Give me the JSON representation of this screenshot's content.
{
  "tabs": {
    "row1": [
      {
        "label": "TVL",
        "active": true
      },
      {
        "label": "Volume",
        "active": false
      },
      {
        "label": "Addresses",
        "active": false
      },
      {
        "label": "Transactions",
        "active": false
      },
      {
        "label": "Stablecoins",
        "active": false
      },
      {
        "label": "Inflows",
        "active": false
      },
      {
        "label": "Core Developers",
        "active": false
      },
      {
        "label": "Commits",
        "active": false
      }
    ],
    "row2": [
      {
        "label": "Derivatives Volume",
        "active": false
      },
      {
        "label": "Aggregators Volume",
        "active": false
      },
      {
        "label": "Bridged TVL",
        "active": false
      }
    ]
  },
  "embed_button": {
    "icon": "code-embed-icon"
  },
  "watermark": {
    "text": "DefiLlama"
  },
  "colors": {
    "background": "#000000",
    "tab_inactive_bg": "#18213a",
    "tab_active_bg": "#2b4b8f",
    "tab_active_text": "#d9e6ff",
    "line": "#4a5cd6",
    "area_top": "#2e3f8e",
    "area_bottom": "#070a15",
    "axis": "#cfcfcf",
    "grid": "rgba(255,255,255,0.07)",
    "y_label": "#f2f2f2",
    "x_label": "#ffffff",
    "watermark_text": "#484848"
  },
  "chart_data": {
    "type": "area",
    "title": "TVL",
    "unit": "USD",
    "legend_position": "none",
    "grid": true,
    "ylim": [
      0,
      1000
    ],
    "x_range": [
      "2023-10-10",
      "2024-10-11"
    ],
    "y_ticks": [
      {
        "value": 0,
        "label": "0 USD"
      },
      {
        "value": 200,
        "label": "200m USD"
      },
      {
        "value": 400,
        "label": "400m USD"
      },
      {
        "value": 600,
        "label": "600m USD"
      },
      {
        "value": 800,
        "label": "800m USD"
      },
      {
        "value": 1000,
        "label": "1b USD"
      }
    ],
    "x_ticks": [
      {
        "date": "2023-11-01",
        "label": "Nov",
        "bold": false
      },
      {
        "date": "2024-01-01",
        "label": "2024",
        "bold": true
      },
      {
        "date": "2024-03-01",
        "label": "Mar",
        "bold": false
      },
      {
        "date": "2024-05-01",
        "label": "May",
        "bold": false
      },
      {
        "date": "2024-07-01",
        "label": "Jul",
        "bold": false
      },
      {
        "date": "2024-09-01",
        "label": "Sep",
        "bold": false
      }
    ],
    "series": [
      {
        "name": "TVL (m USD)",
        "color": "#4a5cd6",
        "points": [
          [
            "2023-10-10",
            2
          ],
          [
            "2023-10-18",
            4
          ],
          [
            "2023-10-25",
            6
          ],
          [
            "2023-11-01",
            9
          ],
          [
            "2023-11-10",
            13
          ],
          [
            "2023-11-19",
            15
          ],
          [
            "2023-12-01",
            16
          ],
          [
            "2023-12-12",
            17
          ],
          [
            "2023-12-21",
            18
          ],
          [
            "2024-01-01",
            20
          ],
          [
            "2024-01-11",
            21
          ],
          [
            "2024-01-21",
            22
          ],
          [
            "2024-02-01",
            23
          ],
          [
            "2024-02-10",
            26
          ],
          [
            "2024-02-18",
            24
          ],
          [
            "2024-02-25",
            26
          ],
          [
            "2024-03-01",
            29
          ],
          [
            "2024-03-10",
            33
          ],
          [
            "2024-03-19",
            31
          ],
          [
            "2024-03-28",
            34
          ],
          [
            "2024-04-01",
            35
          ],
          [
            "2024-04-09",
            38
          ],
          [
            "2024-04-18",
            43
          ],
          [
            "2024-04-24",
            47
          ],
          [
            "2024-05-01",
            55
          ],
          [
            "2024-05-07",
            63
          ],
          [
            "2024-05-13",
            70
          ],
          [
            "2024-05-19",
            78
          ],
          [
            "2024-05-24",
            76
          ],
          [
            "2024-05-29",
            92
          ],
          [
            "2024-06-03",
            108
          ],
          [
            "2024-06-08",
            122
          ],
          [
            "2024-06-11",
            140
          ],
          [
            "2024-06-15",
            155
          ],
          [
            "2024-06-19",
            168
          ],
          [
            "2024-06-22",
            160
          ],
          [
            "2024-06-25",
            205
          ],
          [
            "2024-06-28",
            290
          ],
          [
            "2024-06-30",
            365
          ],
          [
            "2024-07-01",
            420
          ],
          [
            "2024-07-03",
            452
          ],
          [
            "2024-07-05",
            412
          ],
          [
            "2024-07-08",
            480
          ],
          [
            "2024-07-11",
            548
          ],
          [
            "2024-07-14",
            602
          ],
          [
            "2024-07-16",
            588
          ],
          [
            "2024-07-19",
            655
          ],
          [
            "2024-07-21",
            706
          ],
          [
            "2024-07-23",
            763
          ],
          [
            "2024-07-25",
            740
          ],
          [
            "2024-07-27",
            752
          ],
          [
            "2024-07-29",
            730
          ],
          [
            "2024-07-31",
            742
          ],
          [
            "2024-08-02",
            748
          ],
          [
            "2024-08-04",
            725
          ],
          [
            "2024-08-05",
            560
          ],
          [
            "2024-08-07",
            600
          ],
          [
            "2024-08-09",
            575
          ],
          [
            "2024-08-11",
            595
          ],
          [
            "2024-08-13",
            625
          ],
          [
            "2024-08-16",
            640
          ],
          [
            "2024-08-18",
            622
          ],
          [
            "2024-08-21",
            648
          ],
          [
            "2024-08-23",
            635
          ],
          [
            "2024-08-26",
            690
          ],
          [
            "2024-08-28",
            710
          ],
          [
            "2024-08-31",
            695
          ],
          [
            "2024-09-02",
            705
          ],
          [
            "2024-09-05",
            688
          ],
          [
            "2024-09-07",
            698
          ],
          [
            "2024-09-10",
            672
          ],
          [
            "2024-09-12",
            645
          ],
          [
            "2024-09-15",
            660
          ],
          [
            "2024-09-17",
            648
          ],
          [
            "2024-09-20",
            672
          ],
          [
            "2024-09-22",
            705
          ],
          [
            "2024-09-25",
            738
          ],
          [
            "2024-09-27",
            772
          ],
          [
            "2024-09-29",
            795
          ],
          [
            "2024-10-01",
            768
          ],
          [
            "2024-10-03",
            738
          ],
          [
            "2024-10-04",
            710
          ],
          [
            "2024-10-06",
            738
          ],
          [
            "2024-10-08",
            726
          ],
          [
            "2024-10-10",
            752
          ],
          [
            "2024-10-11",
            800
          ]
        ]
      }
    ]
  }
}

----

**OBJECTIVE:**
Write out the entries in full, exactly as given.

**ANSWER TO THE EXERCISE:**
Give me the JSON representation of this screenshot's content.
{
  "tabs": {
    "row1": [
      {
        "label": "TVL",
        "active": true
      },
      {
        "label": "Volume",
        "active": false
      },
      {
        "label": "Addresses",
        "active": false
      },
      {
        "label": "Transactions",
        "active": false
      },
      {
        "label": "Stablecoins",
        "active": false
      },
      {
        "label": "Inflows",
        "active": false
      },
      {
        "label": "Core Developers",
        "active": false
      },
      {
        "label": "Commits",
        "active": false
      }
    ],
    "row2": [
      {
        "label": "Derivatives Volume",
        "active": false
      },
      {
        "label": "Aggregators Volume",
        "active": false
      },
      {
        "label": "Bridged TVL",
        "active": false
      }
    ]
  },
  "embed_button": {
    "icon": "code-embed-icon"
  },
  "watermark": {
    "text": "DefiLlama"
  },
  "colors": {
    "background": "#000000",
    "tab_inactive_bg": "#18213a",
    "tab_active_bg": "#2b4b8f",
    "tab_active_text": "#d9e6ff",
    "line": "#4a5cd6",
    "area_top": "#2e3f8e",
    "area_bottom": "#070a15",
    "axis": "#cfcfcf",
    "grid": "rgba(255,255,255,0.07)",
    "y_label": "#f2f2f2",
    "x_label": "#ffffff",
    "watermark_text": "#484848"
  },
  "chart_data": {
    "type": "area",
    "title": "TVL",
    "unit": "USD",
    "legend_position": "none",
    "grid": true,
    "ylim": [
      0,
      1000
    ],
    "x_range": [
      "2023-10-10",
      "2024-10-11"
    ],
    "y_ticks": [
      {
        "value": 0,
        "label": "0 USD"
      },
      {
        "value": 200,
        "label": "200m USD"
      },
      {
        "value": 400,
        "label": "400m USD"
      },
      {
        "value": 600,
        "label": "600m USD"
      },
      {
        "value": 800,
        "label": "800m USD"
      },
      {
        "value": 1000,
        "label": "1b USD"
      }
    ],
    "x_ticks": [
      {
        "date": "2023-11-01",
        "label": "Nov",
        "bold": false
      },
      {
        "date": "2024-01-01",
        "label": "2024",
        "bold": true
      },
      {
        "date": "2024-03-01",
        "label": "Mar",
        "bold": false
      },
      {
        "date": "2024-05-01",
        "label": "May",
        "bold": false
      },
      {
        "date": "2024-07-01",
        "label": "Jul",
        "bold": false
      },
      {
        "date": "2024-09-01",
        "label": "Sep",
        "bold": false
      }
    ],
    "series": [
      {
        "name": "TVL (m USD)",
        "color": "#4a5cd6",
        "points": [
          [
            "2023-10-10",
            2
          ],
          [
            "2023-10-18",
            4
          ],
          [
            "2023-10-25",
            6
          ],
          [
            "2023-11-01",
            9
          ],
          [
            "2023-11-10",
            13
          ],
          [
            "2023-11-19",
            15
          ],
          [
            "2023-12-01",
            16
          ],
          [
            "2023-12-12",
            17
          ],
          [
            "2023-12-21",
            18
          ],
          [
            "2024-01-01",
            20
          ],
          [
            "2024-01-11",
            21
          ],
          [
            "2024-01-21",
            22
          ],
          [
            "2024-02-01",
            23
          ],
          [
            "2024-02-10",
            26
          ],
          [
            "2024-02-18",
            24
          ],
          [
            "2024-02-25",
            26
          ],
          [
            "2024-03-01",
            29
          ],
          [
            "2024-03-10",
            33
          ],
          [
            "2024-03-19",
            31
          ],
          [
            "2024-03-28",
            34
          ],
          [
            "2024-04-01",
            35
          ],
          [
            "2024-04-09",
            38
          ],
          [
            "2024-04-18",
            43
          ],
          [
            "2024-04-24",
            47
          ],
          [
            "2024-05-01",
            55
          ],
          [
            "2024-05-07",
            63
          ],
          [
            "2024-05-13",
            70
          ],
          [
            "2024-05-19",
            78
          ],
          [
            "2024-05-24",
            76
          ],
          [
            "2024-05-29",
            92
          ],
          [
            "2024-06-03",
            108
          ],
          [
            "2024-06-08",
            122
          ],
          [
            "2024-06-11",
            140
          ],
          [
            "2024-06-15",
            155
          ],
          [
            "2024-06-19",
            168
          ],
          [
            "2024-06-22",
            160
          ],
          [
            "2024-06-25",
            205
          ],
          [
            "2024-06-28",
            290
          ],
          [
            "2024-06-30",
            365
          ],
          [
            "2024-07-01",
            420
          ],
          [
            "2024-07-03",
            452
          ],
          [
            "2024-07-05",
            412
          ],
          [
            "2024-07-08",
            480
          ],
          [
            "2024-07-11",
            548
          ],
          [
            "2024-07-14",
            602
          ],
          [
            "2024-07-16",
            588
          ],
          [
            "2024-07-19",
            655
          ],
          [
            "2024-07-21",
            706
          ],
          [
            "2024-07-23",
            763
          ],
          [
            "2024-07-25",
            740
          ],
          [
            "2024-07-27",
            752
          ],
          [
            "2024-07-29",
            730
          ],
          [
            "2024-07-31",
            742
          ],
          [
            "2024-08-02",
            748
          ],
          [
            "2024-08-04",
            725
          ],
          [
            "2024-08-05",
            560
          ],
          [
            "2024-08-07",
            600
          ],
          [
            "2024-08-09",
            575
          ],
          [
            "2024-08-11",
            595
          ],
          [
            "2024-08-13",
            625
          ],
          [
            "2024-08-16",
            640
          ],
          [
            "2024-08-18",
            622
          ],
          [
            "2024-08-21",
            648
          ],
          [
            "2024-08-23",
            635
          ],
          [
            "2024-08-26",
            690
          ],
          [
            "2024-08-28",
            710
          ],
          [
            "2024-08-31",
            695
          ],
          [
            "2024-09-02",
            705
          ],
          [
            "2024-09-05",
            688
          ],
          [
            "2024-09-07",
            698
          ],
          [
            "2024-09-10",
            672
          ],
          [
            "2024-09-12",
            645
          ],
          [
            "2024-09-15",
            660
          ],
          [
            "2024-09-17",
            648
          ],
          [
            "2024-09-20",
            672
          ],
          [
            "2024-09-22",
            705
          ],
          [
            "2024-09-25",
            738
          ],
          [
            "2024-09-27",
            772
          ],
          [
            "2024-09-29",
            795
          ],
          [
            "2024-10-01",
            768
          ],
          [
            "2024-10-03",
            738
          ],
          [
            "2024-10-04",
            710
          ],
          [
            "2024-10-06",
            738
          ],
          [
            "2024-10-08",
            726
          ],
          [
            "2024-10-10",
            752
          ],
          [
            "2024-10-11",
            800
          ]
        ]
      }
    ]
  }
}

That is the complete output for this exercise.